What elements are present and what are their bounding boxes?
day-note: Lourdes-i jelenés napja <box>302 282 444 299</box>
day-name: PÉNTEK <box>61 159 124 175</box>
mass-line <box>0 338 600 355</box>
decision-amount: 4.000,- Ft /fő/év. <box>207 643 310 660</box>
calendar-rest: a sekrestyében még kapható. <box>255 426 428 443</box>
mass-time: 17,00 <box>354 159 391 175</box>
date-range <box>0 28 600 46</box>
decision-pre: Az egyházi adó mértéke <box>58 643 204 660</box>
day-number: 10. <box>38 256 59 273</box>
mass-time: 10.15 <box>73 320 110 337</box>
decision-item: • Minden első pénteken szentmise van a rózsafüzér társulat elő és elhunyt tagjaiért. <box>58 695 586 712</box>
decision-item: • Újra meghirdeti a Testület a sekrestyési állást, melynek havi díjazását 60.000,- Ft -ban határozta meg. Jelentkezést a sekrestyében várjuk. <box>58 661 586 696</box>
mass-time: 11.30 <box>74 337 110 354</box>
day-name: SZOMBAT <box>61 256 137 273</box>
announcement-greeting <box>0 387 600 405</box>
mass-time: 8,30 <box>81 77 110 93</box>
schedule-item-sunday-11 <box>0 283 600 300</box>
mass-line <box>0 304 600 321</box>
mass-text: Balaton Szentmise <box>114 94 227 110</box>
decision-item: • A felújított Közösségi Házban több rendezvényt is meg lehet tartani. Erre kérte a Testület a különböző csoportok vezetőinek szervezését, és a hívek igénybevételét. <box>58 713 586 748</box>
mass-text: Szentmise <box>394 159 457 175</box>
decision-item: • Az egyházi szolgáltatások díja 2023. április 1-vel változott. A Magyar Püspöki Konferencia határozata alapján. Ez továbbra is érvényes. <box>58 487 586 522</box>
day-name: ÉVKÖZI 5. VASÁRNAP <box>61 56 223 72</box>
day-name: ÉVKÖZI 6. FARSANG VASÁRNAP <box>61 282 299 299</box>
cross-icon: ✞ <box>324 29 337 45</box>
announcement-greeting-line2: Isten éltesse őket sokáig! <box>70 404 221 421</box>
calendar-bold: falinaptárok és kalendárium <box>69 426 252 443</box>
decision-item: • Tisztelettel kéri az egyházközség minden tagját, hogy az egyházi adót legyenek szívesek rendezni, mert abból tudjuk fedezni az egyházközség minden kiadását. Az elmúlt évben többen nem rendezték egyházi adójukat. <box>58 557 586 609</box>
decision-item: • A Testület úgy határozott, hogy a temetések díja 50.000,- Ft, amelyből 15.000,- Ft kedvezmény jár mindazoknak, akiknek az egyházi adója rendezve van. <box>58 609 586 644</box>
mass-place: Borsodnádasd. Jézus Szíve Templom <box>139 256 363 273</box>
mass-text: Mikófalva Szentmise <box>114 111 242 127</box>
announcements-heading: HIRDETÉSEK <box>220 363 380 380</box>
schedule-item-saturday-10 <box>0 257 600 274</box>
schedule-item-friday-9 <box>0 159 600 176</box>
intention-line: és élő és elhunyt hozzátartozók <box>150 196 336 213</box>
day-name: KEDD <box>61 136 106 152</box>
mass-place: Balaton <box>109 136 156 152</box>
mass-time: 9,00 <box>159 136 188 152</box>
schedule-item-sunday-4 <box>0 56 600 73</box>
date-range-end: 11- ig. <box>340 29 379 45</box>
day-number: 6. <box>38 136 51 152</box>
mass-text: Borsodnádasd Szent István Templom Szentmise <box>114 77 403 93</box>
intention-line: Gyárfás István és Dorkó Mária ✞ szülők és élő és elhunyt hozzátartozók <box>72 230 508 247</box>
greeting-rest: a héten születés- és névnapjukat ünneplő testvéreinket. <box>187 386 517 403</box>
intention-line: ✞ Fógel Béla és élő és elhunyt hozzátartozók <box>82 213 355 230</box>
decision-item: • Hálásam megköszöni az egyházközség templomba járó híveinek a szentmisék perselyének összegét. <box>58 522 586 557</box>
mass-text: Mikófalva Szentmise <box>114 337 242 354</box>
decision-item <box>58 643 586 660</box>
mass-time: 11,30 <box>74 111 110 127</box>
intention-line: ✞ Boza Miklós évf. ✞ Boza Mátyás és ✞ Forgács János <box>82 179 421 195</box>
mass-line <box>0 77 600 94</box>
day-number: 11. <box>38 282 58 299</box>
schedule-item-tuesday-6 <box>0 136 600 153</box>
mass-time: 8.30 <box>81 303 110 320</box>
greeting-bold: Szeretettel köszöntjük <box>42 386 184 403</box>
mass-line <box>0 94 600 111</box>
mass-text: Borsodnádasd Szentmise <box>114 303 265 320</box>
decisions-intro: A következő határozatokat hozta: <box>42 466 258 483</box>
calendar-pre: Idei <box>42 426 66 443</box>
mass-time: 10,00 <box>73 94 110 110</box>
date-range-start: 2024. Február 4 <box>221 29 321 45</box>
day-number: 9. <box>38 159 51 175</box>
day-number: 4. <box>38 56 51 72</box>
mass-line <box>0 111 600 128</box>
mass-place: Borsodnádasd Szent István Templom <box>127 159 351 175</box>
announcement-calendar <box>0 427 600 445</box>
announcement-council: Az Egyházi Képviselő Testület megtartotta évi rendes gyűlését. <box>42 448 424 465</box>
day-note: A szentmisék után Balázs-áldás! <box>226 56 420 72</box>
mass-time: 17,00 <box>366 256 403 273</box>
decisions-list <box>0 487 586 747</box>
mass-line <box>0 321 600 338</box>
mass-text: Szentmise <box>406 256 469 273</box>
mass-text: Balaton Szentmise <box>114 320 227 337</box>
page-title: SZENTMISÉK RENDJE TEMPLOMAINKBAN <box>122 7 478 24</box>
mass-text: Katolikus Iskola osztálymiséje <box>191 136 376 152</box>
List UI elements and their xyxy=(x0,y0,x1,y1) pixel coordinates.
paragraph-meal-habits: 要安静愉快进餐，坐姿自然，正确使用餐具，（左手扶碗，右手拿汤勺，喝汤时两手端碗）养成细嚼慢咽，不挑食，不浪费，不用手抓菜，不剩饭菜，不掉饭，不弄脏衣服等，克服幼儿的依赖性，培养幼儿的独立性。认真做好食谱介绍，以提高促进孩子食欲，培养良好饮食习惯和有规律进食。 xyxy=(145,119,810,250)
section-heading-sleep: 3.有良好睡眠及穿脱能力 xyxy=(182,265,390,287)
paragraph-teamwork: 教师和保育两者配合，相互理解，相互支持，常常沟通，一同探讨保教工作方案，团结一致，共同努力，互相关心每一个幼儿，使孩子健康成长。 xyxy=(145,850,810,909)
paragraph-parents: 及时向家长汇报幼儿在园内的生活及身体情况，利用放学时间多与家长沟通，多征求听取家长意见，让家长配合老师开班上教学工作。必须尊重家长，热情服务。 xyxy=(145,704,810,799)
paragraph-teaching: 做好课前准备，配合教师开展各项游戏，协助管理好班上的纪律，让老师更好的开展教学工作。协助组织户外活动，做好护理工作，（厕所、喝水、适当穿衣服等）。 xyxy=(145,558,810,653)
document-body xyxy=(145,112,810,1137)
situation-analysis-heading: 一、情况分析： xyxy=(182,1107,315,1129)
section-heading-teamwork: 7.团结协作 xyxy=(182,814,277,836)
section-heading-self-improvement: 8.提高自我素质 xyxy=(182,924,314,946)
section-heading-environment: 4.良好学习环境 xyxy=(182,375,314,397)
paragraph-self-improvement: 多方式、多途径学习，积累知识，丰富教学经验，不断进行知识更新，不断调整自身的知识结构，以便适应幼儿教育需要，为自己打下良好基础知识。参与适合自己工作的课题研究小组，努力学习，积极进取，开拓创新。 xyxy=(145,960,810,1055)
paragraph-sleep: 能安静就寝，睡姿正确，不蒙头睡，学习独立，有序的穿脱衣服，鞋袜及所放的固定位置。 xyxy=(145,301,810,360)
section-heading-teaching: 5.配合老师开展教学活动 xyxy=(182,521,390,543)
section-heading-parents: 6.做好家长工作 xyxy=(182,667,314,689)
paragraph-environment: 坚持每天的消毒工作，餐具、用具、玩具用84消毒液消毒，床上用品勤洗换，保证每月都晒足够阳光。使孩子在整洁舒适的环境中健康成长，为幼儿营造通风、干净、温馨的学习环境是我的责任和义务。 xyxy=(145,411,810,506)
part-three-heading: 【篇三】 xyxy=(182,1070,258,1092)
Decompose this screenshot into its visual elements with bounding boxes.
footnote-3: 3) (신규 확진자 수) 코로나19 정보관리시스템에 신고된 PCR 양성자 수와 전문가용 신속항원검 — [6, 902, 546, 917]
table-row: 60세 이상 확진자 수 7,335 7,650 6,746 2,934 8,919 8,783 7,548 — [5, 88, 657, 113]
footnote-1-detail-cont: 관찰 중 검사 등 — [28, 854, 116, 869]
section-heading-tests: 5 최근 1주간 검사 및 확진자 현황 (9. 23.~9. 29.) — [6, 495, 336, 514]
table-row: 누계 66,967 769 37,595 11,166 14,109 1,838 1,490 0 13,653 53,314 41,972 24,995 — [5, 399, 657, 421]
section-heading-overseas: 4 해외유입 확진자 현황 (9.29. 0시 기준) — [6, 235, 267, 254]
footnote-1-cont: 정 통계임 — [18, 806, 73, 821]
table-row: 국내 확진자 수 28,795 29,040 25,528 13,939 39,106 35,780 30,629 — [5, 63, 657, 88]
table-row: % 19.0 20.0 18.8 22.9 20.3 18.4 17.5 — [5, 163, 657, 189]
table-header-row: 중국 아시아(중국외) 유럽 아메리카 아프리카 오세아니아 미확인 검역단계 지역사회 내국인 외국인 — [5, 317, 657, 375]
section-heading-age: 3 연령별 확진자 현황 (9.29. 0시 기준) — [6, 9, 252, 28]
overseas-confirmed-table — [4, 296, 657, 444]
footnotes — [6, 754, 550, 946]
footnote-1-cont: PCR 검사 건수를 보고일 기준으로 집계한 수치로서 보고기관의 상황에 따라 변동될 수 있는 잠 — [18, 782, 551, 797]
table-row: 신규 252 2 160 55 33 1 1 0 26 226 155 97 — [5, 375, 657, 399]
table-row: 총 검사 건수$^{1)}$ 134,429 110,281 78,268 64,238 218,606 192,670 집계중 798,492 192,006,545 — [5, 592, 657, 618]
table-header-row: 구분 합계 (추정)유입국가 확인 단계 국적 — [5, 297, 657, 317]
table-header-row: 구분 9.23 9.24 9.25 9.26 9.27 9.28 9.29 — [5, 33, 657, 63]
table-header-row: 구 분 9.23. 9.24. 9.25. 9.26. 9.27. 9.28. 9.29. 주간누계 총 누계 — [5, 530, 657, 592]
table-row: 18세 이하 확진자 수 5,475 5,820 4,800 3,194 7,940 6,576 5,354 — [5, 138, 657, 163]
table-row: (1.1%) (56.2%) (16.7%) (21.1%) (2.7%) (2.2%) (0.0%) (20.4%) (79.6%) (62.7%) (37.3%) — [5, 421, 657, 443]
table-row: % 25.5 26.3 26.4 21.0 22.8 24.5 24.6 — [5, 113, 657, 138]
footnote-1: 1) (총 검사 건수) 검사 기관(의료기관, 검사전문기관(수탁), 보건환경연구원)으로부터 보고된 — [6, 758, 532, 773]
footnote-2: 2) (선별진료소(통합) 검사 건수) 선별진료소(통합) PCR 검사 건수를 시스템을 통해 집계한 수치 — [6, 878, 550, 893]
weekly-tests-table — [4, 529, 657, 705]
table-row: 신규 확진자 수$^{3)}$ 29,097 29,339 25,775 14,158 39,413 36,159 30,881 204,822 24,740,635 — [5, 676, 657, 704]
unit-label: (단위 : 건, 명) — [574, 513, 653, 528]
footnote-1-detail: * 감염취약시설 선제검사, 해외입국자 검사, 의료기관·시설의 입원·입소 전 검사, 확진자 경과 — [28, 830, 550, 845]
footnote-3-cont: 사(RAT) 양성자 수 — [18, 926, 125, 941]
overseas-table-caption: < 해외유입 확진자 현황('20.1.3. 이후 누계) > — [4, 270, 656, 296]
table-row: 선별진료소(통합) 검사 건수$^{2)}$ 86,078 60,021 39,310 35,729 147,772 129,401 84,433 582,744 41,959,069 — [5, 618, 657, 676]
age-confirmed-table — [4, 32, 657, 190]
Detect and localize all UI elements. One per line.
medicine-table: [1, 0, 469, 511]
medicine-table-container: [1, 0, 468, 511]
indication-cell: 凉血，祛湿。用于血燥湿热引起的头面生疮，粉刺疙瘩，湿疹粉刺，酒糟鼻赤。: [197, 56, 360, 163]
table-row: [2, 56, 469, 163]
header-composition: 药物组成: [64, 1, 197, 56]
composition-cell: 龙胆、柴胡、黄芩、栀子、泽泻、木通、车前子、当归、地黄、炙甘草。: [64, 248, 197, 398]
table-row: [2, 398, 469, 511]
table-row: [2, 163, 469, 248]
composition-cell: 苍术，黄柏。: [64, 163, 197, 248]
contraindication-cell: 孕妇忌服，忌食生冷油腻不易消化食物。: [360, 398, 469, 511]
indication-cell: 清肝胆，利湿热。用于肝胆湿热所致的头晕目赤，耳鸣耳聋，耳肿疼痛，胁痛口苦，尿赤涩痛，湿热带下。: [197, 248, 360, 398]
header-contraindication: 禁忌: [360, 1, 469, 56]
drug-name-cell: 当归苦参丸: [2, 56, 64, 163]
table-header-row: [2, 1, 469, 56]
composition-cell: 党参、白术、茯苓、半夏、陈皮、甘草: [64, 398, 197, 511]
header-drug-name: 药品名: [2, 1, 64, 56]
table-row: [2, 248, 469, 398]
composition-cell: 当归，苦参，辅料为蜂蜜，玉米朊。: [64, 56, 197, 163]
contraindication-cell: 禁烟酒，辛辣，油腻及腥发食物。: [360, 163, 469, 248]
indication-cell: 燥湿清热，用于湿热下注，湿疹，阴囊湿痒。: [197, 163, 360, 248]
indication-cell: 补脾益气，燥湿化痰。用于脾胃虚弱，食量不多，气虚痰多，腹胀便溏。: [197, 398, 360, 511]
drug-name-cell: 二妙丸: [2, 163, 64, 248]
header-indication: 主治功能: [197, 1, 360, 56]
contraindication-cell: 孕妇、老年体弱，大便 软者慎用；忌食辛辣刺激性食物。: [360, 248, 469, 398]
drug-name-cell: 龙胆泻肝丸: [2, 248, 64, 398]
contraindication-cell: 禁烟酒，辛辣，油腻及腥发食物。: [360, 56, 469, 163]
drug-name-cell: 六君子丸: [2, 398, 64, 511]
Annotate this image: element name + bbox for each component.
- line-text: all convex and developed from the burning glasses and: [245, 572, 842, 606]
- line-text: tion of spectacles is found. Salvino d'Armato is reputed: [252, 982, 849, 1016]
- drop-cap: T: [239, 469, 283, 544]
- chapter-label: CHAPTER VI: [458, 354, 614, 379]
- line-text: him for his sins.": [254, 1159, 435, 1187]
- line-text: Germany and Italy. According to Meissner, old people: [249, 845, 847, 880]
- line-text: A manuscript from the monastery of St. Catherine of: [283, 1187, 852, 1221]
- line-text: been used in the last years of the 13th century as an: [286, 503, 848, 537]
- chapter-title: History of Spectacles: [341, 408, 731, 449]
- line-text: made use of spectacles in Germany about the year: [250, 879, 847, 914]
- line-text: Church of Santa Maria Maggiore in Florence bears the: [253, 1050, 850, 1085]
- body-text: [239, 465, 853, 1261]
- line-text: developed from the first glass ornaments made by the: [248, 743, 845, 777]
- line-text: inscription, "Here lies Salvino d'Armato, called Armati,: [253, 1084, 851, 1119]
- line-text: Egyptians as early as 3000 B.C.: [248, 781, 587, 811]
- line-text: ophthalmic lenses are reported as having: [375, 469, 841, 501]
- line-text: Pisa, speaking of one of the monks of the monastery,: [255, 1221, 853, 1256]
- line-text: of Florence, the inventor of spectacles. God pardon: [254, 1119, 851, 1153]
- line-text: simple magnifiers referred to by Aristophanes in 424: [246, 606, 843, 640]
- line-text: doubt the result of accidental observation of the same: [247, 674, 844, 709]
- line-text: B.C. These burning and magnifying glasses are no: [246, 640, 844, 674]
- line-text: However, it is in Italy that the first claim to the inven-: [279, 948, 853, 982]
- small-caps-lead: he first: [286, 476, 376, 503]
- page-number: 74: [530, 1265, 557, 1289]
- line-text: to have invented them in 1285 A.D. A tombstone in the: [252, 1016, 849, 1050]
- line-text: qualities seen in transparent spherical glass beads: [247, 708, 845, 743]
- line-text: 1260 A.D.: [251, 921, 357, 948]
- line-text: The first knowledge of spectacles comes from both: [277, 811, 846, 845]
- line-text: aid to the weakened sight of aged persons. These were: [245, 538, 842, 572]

•••••

Rewrite everything from the start of the records down to and including the line containing "decision-amount: 4.000,- Ft", swapping "PÉNTEK" for "CSÜTÖRTÖK" and leaving all else as it is.

What elements are present and what are their bounding boxes?
day-note: Lourdes-i jelenés napja <box>302 282 444 299</box>
day-name: CSÜTÖRTÖK <box>61 159 124 175</box>
mass-line <box>0 338 600 355</box>
decision-amount: 4.000,- Ft /fő/év. <box>207 643 310 660</box>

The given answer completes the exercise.